* Short task:
Search the material for the word "mleka" and copy each line that holds it.

* Information provided:
* Begin *

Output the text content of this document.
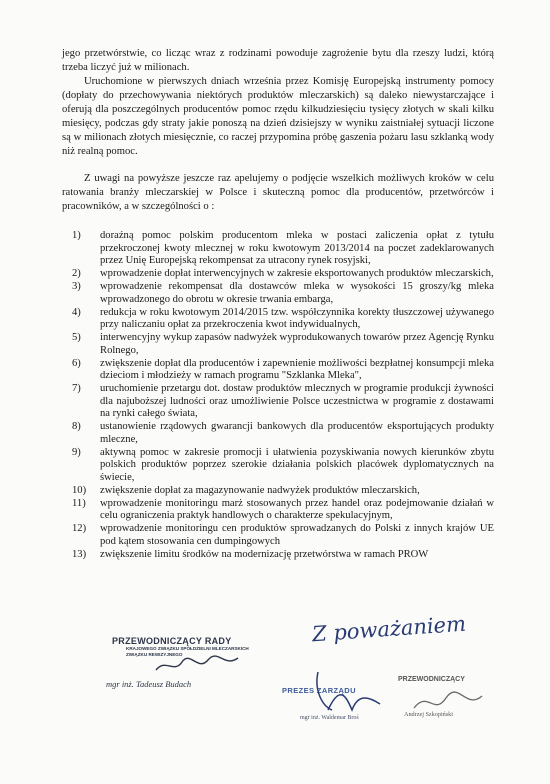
jego przetwórstwie, co licząc wraz z rodzinami powoduje zagrożenie bytu dla rzeszy ludzi, którą trzeba liczyć już w milionach.

Uruchomione w pierwszych dniach września przez Komisję Europejską instrumenty pomocy (dopłaty do przechowywania niektórych produktów mleczarskich) są daleko niewystarczające i oferują dla poszczególnych producentów pomoc rzędu kilkudziesięciu tysięcy złotych w skali kilku miesięcy, podczas gdy straty jakie ponoszą na dzień dzisiejszy w wyniku zaistniałej sytuacji liczone są w milionach złotych miesięcznie, co raczej przypomina próbę gaszenia pożaru lasu szklanką wody niż realną pomoc.

Z uwagi na powyższe jeszcze raz apelujemy o podjęcie wszelkich możliwych kroków w celu ratowania branży mleczarskiej w Polsce i skuteczną pomoc dla producentów, przetwórców i pracowników, a w szczególności o :

1)	doraźną pomoc polskim producentom mleka w postaci zaliczenia opłat z tytułu przekroczonej kwoty mlecznej w roku kwotowym 2013/2014 na poczet zadeklarowanych przez Unię Europejską rekompensat za utracony rynek rosyjski,
2)	wprowadzenie dopłat interwencyjnych w zakresie eksportowanych produktów mleczarskich,
3)	wprowadzenie rekompensat dla dostawców mleka w wysokości 15 groszy/kg mleka wprowadzonego do obrotu w okresie trwania embarga,
4)	redukcja w roku kwotowym 2014/2015 tzw. współczynnika korekty tłuszczowej używanego przy naliczaniu opłat za przekroczenia kwot indywidualnych,
5)	interwencyjny wykup zapasów nadwyżek wyprodukowanych towarów przez Agencję Rynku Rolnego,
6)	zwiększenie dopłat dla producentów i zapewnienie możliwości bezpłatnej konsumpcji mleka dzieciom i młodzieży w ramach programu "Szklanka Mleka",
7)	uruchomienie przetargu dot. dostaw produktów mlecznych w programie produkcji żywności dla najuboższej ludności oraz umożliwienie Polsce uczestnictwa w programie z dostawami na rynki całego świata,
8)	ustanowienie rządowych gwarancji bankowych dla producentów eksportujących produkty mleczne,
9)	aktywną pomoc w zakresie promocji i ułatwienia pozyskiwania nowych kierunków zbytu polskich produktów poprzez szerokie działania polskich placówek dyplomatycznych na świecie,
10)	zwiększenie dopłat za magazynowanie nadwyżek produktów mleczarskich,
11)	wprowadzenie monitoringu marż stosowanych przez handel oraz podejmowanie działań w celu ograniczenia praktyk handlowych o charakterze spekulacyjnym,
12)	wprowadzenie monitoringu cen produktów sprowadzanych do Polski z innych krajów UE pod kątem stosowania cen dumpingowych
13)	zwiększenie limitu środków na modernizację przetwórstwa w ramach PROW
PRZEWODNICZĄCY RADY
KRAJOWEGO ZWIĄZKU SPÓŁDZIELNI MLECZARSKICH
ZWIĄZKU REWIZYJNEGO
mgr inż. Tadeusz Budach
Z poważaniem
PREZES ZARZĄDU
mgr inż. Waldemar Broś
PRZEWODNICZĄCY
Andrzej Szkopiński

* End *

* Exercise solution:
1)	doraźną pomoc polskim producentom mleka w postaci zaliczenia opłat z tytułu przekroczonej kwoty mlecznej w roku kwotowym 2013/2014 na poczet zadeklarowanych przez Unię Europejską rekompensat za utracony rynek rosyjski,
3)	wprowadzenie rekompensat dla dostawców mleka w wysokości 15 groszy/kg mleka wprowadzonego do obrotu w okresie trwania embarga,
6)	zwiększenie dopłat dla producentów i zapewnienie możliwości bezpłatnej konsumpcji mleka dzieciom i młodzieży w ramach programu "Szklanka Mleka",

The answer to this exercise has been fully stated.